--- START OF RAW DATA ---
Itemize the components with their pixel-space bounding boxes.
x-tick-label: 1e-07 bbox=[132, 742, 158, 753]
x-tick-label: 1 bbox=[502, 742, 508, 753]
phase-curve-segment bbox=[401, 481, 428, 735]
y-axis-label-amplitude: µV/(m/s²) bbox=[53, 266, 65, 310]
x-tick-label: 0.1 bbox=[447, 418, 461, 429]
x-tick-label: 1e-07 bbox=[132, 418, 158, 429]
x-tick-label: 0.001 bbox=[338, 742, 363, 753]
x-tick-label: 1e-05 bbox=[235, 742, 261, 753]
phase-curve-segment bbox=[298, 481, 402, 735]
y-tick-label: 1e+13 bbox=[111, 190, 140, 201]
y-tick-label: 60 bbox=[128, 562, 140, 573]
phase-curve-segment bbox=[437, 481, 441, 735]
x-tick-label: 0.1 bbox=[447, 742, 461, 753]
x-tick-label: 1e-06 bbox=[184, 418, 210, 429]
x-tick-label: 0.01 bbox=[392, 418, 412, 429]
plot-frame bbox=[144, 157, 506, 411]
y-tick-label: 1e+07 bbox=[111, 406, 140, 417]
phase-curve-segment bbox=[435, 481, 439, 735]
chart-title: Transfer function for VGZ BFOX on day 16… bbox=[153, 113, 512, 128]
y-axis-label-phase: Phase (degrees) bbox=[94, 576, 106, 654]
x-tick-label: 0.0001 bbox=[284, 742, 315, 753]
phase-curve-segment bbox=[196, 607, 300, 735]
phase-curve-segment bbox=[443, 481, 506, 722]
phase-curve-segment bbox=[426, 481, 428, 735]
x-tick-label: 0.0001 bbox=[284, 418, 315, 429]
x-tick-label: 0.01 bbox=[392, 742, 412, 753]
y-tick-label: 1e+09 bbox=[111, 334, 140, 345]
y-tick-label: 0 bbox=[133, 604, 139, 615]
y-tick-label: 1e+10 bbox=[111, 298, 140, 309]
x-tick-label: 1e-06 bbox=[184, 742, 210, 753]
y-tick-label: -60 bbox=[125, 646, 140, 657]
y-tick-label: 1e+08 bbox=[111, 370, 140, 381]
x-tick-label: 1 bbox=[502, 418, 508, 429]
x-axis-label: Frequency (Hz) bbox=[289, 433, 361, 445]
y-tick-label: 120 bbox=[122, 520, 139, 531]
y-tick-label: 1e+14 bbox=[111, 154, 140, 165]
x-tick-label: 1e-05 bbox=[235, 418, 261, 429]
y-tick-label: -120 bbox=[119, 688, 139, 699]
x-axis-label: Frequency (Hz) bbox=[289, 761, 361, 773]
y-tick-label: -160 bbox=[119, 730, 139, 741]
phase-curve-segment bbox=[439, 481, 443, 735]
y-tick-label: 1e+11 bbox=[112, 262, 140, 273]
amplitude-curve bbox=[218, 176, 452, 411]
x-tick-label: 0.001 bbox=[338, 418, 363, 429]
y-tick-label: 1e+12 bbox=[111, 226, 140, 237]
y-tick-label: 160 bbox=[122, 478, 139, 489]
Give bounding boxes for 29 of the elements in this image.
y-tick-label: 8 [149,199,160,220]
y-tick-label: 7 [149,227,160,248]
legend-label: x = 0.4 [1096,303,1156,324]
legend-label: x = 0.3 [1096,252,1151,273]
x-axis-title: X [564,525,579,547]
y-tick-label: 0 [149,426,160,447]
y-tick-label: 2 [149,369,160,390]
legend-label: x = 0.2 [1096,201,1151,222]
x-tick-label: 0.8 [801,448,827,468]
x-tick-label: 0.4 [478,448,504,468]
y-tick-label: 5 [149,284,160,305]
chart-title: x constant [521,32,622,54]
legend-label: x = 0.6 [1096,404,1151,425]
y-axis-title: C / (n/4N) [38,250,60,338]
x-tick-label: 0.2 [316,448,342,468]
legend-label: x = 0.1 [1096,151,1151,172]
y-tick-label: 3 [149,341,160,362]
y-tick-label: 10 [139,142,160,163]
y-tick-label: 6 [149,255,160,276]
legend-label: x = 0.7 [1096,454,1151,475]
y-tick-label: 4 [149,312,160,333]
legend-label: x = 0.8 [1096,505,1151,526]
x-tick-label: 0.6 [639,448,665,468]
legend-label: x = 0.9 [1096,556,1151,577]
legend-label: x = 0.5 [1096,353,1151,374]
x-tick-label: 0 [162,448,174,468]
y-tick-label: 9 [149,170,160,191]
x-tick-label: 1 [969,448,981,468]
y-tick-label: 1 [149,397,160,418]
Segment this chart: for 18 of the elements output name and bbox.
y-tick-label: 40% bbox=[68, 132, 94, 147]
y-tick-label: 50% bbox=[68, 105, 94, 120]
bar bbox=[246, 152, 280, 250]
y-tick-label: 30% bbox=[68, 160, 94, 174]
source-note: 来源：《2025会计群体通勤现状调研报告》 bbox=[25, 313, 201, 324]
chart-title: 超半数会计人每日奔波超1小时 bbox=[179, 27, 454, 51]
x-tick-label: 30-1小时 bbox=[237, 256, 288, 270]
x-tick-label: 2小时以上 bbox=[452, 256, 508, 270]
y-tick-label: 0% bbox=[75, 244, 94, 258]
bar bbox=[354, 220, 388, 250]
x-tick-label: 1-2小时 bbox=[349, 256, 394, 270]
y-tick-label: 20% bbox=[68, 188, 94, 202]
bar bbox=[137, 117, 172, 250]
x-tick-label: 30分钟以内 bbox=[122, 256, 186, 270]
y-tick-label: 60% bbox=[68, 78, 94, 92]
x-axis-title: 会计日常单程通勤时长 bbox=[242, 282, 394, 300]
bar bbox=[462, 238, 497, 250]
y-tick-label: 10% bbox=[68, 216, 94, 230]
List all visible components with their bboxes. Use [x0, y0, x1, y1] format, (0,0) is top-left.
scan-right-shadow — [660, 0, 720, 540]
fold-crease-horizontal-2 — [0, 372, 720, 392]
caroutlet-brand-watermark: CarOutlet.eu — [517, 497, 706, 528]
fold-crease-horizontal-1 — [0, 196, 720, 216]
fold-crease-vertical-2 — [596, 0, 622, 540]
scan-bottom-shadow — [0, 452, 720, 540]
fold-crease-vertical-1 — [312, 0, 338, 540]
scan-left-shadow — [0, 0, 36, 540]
--- END OF RAW DATA ---
Transcribe the data above line for line, with no changes.

Itemize the components with their pixel-space bounding boxes.
x-tick-label: 1e-07 bbox=[132, 742, 158, 753]
x-tick-label: 1 bbox=[502, 742, 508, 753]
phase-curve-segment bbox=[401, 481, 428, 735]
y-axis-label-amplitude: µV/(m/s²) bbox=[53, 266, 65, 310]
x-tick-label: 0.1 bbox=[447, 418, 461, 429]
x-tick-label: 1e-07 bbox=[132, 418, 158, 429]
x-tick-label: 0.001 bbox=[338, 742, 363, 753]
x-tick-label: 1e-05 bbox=[235, 742, 261, 753]
phase-curve-segment bbox=[298, 481, 402, 735]
y-tick-label: 1e+13 bbox=[111, 190, 140, 201]
y-tick-label: 60 bbox=[128, 562, 140, 573]
phase-curve-segment bbox=[437, 481, 441, 735]
x-tick-label: 0.1 bbox=[447, 742, 461, 753]
x-tick-label: 1e-06 bbox=[184, 418, 210, 429]
x-tick-label: 0.01 bbox=[392, 418, 412, 429]
plot-frame bbox=[144, 157, 506, 411]
y-tick-label: 1e+07 bbox=[111, 406, 140, 417]
phase-curve-segment bbox=[435, 481, 439, 735]
chart-title: Transfer function for VGZ BFOX on day 16… bbox=[153, 113, 512, 128]
y-axis-label-phase: Phase (degrees) bbox=[94, 576, 106, 654]
x-tick-label: 0.0001 bbox=[284, 742, 315, 753]
phase-curve-segment bbox=[196, 607, 300, 735]
phase-curve-segment bbox=[443, 481, 506, 722]
phase-curve-segment bbox=[426, 481, 428, 735]
x-tick-label: 0.0001 bbox=[284, 418, 315, 429]
x-tick-label: 0.01 bbox=[392, 742, 412, 753]
y-tick-label: 1e+09 bbox=[111, 334, 140, 345]
y-tick-label: 0 bbox=[133, 604, 139, 615]
y-tick-label: 1e+10 bbox=[111, 298, 140, 309]
x-tick-label: 1e-06 bbox=[184, 742, 210, 753]
y-tick-label: -60 bbox=[125, 646, 140, 657]
y-tick-label: 1e+08 bbox=[111, 370, 140, 381]
x-tick-label: 1 bbox=[502, 418, 508, 429]
x-axis-label: Frequency (Hz) bbox=[289, 433, 361, 445]
y-tick-label: 120 bbox=[122, 520, 139, 531]
y-tick-label: 1e+14 bbox=[111, 154, 140, 165]
x-tick-label: 1e-05 bbox=[235, 418, 261, 429]
y-tick-label: -120 bbox=[119, 688, 139, 699]
x-axis-label: Frequency (Hz) bbox=[289, 761, 361, 773]
y-tick-label: -160 bbox=[119, 730, 139, 741]
phase-curve-segment bbox=[439, 481, 443, 735]
y-tick-label: 1e+11 bbox=[112, 262, 140, 273]
amplitude-curve bbox=[218, 176, 452, 411]
x-tick-label: 0.001 bbox=[338, 418, 363, 429]
y-tick-label: 1e+12 bbox=[111, 226, 140, 237]
y-tick-label: 160 bbox=[122, 478, 139, 489]
Give bounding boxes for 29 of the elements in this image.
y-tick-label: 8 [149,199,160,220]
y-tick-label: 7 [149,227,160,248]
legend-label: x = 0.4 [1096,303,1156,324]
legend-label: x = 0.3 [1096,252,1151,273]
x-axis-title: X [564,525,579,547]
y-tick-label: 0 [149,426,160,447]
y-tick-label: 2 [149,369,160,390]
legend-label: x = 0.2 [1096,201,1151,222]
x-tick-label: 0.8 [801,448,827,468]
x-tick-label: 0.4 [478,448,504,468]
y-tick-label: 5 [149,284,160,305]
chart-title: x constant [521,32,622,54]
legend-label: x = 0.6 [1096,404,1151,425]
y-axis-title: C / (n/4N) [38,250,60,338]
x-tick-label: 0.2 [316,448,342,468]
legend-label: x = 0.1 [1096,151,1151,172]
y-tick-label: 3 [149,341,160,362]
y-tick-label: 10 [139,142,160,163]
y-tick-label: 6 [149,255,160,276]
legend-label: x = 0.7 [1096,454,1151,475]
y-tick-label: 4 [149,312,160,333]
legend-label: x = 0.8 [1096,505,1151,526]
x-tick-label: 0.6 [639,448,665,468]
legend-label: x = 0.9 [1096,556,1151,577]
legend-label: x = 0.5 [1096,353,1151,374]
x-tick-label: 0 [162,448,174,468]
y-tick-label: 9 [149,170,160,191]
x-tick-label: 1 [969,448,981,468]
y-tick-label: 1 [149,397,160,418]
Segment this chart: for 18 of the elements output name and bbox.
y-tick-label: 40% bbox=[68, 132, 94, 147]
y-tick-label: 50% bbox=[68, 105, 94, 120]
bar bbox=[246, 152, 280, 250]
y-tick-label: 30% bbox=[68, 160, 94, 174]
source-note: 来源：《2025会计群体通勤现状调研报告》 bbox=[25, 313, 201, 324]
chart-title: 超半数会计人每日奔波超1小时 bbox=[179, 27, 454, 51]
x-tick-label: 30-1小时 bbox=[237, 256, 288, 270]
x-tick-label: 2小时以上 bbox=[452, 256, 508, 270]
y-tick-label: 0% bbox=[75, 244, 94, 258]
bar bbox=[354, 220, 388, 250]
x-tick-label: 1-2小时 bbox=[349, 256, 394, 270]
y-tick-label: 20% bbox=[68, 188, 94, 202]
bar bbox=[137, 117, 172, 250]
x-tick-label: 30分钟以内 bbox=[122, 256, 186, 270]
y-tick-label: 60% bbox=[68, 78, 94, 92]
x-axis-title: 会计日常单程通勤时长 bbox=[242, 282, 394, 300]
bar bbox=[462, 238, 497, 250]
y-tick-label: 10% bbox=[68, 216, 94, 230]
List all visible components with their bboxes. Use [x0, y0, x1, y1] format, (0,0) is top-left.
scan-right-shadow — [660, 0, 720, 540]
fold-crease-horizontal-2 — [0, 372, 720, 392]
caroutlet-brand-watermark: CarOutlet.eu — [517, 497, 706, 528]
fold-crease-horizontal-1 — [0, 196, 720, 216]
fold-crease-vertical-2 — [596, 0, 622, 540]
scan-bottom-shadow — [0, 452, 720, 540]
fold-crease-vertical-1 — [312, 0, 338, 540]
scan-left-shadow — [0, 0, 36, 540]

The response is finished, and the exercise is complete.